BEGIN

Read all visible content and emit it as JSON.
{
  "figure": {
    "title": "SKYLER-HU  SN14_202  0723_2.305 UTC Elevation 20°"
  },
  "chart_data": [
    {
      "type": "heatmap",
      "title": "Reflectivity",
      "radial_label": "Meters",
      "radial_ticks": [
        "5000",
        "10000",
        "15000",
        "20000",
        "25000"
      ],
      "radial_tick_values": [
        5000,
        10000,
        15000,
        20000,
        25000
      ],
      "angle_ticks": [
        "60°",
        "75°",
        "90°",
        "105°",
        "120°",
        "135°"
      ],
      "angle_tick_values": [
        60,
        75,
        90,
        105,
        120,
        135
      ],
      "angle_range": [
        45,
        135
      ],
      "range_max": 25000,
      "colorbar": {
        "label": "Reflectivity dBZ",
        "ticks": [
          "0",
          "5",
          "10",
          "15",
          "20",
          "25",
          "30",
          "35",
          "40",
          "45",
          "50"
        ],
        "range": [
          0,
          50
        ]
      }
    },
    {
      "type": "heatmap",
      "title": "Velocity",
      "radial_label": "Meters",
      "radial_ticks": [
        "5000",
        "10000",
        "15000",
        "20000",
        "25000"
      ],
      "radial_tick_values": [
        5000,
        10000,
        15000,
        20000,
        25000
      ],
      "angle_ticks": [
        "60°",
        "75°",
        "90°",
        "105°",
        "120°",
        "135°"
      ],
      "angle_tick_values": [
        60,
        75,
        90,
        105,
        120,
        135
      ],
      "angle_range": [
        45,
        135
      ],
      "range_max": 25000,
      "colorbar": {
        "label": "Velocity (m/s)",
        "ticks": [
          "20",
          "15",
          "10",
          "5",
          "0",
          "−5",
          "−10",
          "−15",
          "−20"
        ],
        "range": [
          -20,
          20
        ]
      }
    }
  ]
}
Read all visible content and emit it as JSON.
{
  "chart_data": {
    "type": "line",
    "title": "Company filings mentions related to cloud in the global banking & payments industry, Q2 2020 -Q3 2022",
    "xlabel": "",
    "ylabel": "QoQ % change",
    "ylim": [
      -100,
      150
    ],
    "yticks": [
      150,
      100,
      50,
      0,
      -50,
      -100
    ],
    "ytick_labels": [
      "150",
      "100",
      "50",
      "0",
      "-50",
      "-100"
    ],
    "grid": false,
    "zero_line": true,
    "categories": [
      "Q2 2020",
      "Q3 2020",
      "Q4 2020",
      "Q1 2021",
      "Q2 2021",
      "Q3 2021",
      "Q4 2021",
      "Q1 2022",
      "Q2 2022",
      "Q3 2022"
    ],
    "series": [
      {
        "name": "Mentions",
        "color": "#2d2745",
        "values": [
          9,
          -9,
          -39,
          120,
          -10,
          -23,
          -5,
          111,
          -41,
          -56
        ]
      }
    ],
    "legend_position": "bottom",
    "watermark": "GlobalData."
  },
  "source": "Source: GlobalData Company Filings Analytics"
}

END

— Exercise task —
Each line in the material above must be retyped without alteration.

— The result —
Read all visible content and emit it as JSON.
{
  "figure": {
    "title": "SKYLER-HU  SN14_202  0723_2.305 UTC Elevation 20°"
  },
  "chart_data": [
    {
      "type": "heatmap",
      "title": "Reflectivity",
      "radial_label": "Meters",
      "radial_ticks": [
        "5000",
        "10000",
        "15000",
        "20000",
        "25000"
      ],
      "radial_tick_values": [
        5000,
        10000,
        15000,
        20000,
        25000
      ],
      "angle_ticks": [
        "60°",
        "75°",
        "90°",
        "105°",
        "120°",
        "135°"
      ],
      "angle_tick_values": [
        60,
        75,
        90,
        105,
        120,
        135
      ],
      "angle_range": [
        45,
        135
      ],
      "range_max": 25000,
      "colorbar": {
        "label": "Reflectivity dBZ",
        "ticks": [
          "0",
          "5",
          "10",
          "15",
          "20",
          "25",
          "30",
          "35",
          "40",
          "45",
          "50"
        ],
        "range": [
          0,
          50
        ]
      }
    },
    {
      "type": "heatmap",
      "title": "Velocity",
      "radial_label": "Meters",
      "radial_ticks": [
        "5000",
        "10000",
        "15000",
        "20000",
        "25000"
      ],
      "radial_tick_values": [
        5000,
        10000,
        15000,
        20000,
        25000
      ],
      "angle_ticks": [
        "60°",
        "75°",
        "90°",
        "105°",
        "120°",
        "135°"
      ],
      "angle_tick_values": [
        60,
        75,
        90,
        105,
        120,
        135
      ],
      "angle_range": [
        45,
        135
      ],
      "range_max": 25000,
      "colorbar": {
        "label": "Velocity (m/s)",
        "ticks": [
          "20",
          "15",
          "10",
          "5",
          "0",
          "−5",
          "−10",
          "−15",
          "−20"
        ],
        "range": [
          -20,
          20
        ]
      }
    }
  ]
}
Read all visible content and emit it as JSON.
{
  "chart_data": {
    "type": "line",
    "title": "Company filings mentions related to cloud in the global banking & payments industry, Q2 2020 -Q3 2022",
    "xlabel": "",
    "ylabel": "QoQ % change",
    "ylim": [
      -100,
      150
    ],
    "yticks": [
      150,
      100,
      50,
      0,
      -50,
      -100
    ],
    "ytick_labels": [
      "150",
      "100",
      "50",
      "0",
      "-50",
      "-100"
    ],
    "grid": false,
    "zero_line": true,
    "categories": [
      "Q2 2020",
      "Q3 2020",
      "Q4 2020",
      "Q1 2021",
      "Q2 2021",
      "Q3 2021",
      "Q4 2021",
      "Q1 2022",
      "Q2 2022",
      "Q3 2022"
    ],
    "series": [
      {
        "name": "Mentions",
        "color": "#2d2745",
        "values": [
          9,
          -9,
          -39,
          120,
          -10,
          -23,
          -5,
          111,
          -41,
          -56
        ]
      }
    ],
    "legend_position": "bottom",
    "watermark": "GlobalData."
  },
  "source": "Source: GlobalData Company Filings Analytics"
}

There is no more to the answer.